→ Records provided

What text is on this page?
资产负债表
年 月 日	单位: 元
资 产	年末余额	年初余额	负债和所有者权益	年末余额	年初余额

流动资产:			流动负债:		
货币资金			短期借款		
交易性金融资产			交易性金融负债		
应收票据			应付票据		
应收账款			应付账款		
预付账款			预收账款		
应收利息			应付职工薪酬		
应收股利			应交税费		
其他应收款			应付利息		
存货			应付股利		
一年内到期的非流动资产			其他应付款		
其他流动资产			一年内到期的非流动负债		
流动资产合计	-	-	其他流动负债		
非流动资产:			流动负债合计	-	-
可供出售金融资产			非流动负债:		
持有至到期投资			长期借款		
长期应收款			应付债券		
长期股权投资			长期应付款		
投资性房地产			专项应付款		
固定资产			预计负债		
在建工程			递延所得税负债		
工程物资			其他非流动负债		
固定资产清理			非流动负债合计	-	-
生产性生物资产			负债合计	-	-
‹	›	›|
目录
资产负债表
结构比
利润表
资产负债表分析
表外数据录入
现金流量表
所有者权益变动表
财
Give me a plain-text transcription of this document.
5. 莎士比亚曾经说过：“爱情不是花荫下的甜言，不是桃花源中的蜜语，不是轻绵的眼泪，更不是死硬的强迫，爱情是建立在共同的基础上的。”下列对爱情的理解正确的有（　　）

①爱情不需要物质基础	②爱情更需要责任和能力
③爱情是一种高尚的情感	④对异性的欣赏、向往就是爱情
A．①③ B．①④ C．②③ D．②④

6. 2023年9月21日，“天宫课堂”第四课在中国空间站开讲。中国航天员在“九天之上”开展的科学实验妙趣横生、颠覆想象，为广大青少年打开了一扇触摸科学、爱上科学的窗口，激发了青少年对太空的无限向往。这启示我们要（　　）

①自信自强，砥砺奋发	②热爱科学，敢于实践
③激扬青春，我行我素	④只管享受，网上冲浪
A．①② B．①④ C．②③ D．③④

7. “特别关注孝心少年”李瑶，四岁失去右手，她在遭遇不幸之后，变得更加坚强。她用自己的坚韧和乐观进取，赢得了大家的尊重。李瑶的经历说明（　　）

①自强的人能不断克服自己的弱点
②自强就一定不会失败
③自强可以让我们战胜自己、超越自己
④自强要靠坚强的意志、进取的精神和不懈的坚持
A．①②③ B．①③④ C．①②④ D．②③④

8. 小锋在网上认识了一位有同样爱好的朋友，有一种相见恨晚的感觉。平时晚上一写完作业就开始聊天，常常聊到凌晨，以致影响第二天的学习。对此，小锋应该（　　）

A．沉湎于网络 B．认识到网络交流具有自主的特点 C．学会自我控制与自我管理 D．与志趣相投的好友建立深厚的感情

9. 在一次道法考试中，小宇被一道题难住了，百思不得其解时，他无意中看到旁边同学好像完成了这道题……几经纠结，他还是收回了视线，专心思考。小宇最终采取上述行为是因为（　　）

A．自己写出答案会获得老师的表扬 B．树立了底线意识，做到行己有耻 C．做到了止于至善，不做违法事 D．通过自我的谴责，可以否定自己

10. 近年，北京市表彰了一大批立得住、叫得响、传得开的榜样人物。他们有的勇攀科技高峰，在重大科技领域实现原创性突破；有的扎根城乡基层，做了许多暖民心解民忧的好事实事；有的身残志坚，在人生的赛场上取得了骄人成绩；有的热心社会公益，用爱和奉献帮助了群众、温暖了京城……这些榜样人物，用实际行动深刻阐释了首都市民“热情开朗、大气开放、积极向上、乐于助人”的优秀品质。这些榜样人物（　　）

→ Task goal
Transcribe every entry exactly, omitting nothing.

→ Reply
What text is on this page?
资产负债表
年 月 日	单位: 元
资 产	年末余额	年初余额	负债和所有者权益	年末余额	年初余额

流动资产:			流动负债:		
货币资金			短期借款		
交易性金融资产			交易性金融负债		
应收票据			应付票据		
应收账款			应付账款		
预付账款			预收账款		
应收利息			应付职工薪酬		
应收股利			应交税费		
其他应收款			应付利息		
存货			应付股利		
一年内到期的非流动资产			其他应付款		
其他流动资产			一年内到期的非流动负债		
流动资产合计	-	-	其他流动负债		
非流动资产:			流动负债合计	-	-
可供出售金融资产			非流动负债:		
持有至到期投资			长期借款		
长期应收款			应付债券		
长期股权投资			长期应付款		
投资性房地产			专项应付款		
固定资产			预计负债		
在建工程			递延所得税负债		
工程物资			其他非流动负债		
固定资产清理			非流动负债合计	-	-
生产性生物资产			负债合计	-	-
‹	›	›|
目录
资产负债表
结构比
利润表
资产负债表分析
表外数据录入
现金流量表
所有者权益变动表
财
Give me a plain-text transcription of this document.
5. 莎士比亚曾经说过：“爱情不是花荫下的甜言，不是桃花源中的蜜语，不是轻绵的眼泪，更不是死硬的强迫，爱情是建立在共同的基础上的。”下列对爱情的理解正确的有（　　）

①爱情不需要物质基础	②爱情更需要责任和能力
③爱情是一种高尚的情感	④对异性的欣赏、向往就是爱情
A．①③ B．①④ C．②③ D．②④

6. 2023年9月21日，“天宫课堂”第四课在中国空间站开讲。中国航天员在“九天之上”开展的科学实验妙趣横生、颠覆想象，为广大青少年打开了一扇触摸科学、爱上科学的窗口，激发了青少年对太空的无限向往。这启示我们要（　　）

①自信自强，砥砺奋发	②热爱科学，敢于实践
③激扬青春，我行我素	④只管享受，网上冲浪
A．①② B．①④ C．②③ D．③④

7. “特别关注孝心少年”李瑶，四岁失去右手，她在遭遇不幸之后，变得更加坚强。她用自己的坚韧和乐观进取，赢得了大家的尊重。李瑶的经历说明（　　）

①自强的人能不断克服自己的弱点
②自强就一定不会失败
③自强可以让我们战胜自己、超越自己
④自强要靠坚强的意志、进取的精神和不懈的坚持
A．①②③ B．①③④ C．①②④ D．②③④

8. 小锋在网上认识了一位有同样爱好的朋友，有一种相见恨晚的感觉。平时晚上一写完作业就开始聊天，常常聊到凌晨，以致影响第二天的学习。对此，小锋应该（　　）

A．沉湎于网络 B．认识到网络交流具有自主的特点 C．学会自我控制与自我管理 D．与志趣相投的好友建立深厚的感情

9. 在一次道法考试中，小宇被一道题难住了，百思不得其解时，他无意中看到旁边同学好像完成了这道题……几经纠结，他还是收回了视线，专心思考。小宇最终采取上述行为是因为（　　）

A．自己写出答案会获得老师的表扬 B．树立了底线意识，做到行己有耻 C．做到了止于至善，不做违法事 D．通过自我的谴责，可以否定自己

10. 近年，北京市表彰了一大批立得住、叫得响、传得开的榜样人物。他们有的勇攀科技高峰，在重大科技领域实现原创性突破；有的扎根城乡基层，做了许多暖民心解民忧的好事实事；有的身残志坚，在人生的赛场上取得了骄人成绩；有的热心社会公益，用爱和奉献帮助了群众、温暖了京城……这些榜样人物，用实际行动深刻阐释了首都市民“热情开朗、大气开放、积极向上、乐于助人”的优秀品质。这些榜样人物（　　）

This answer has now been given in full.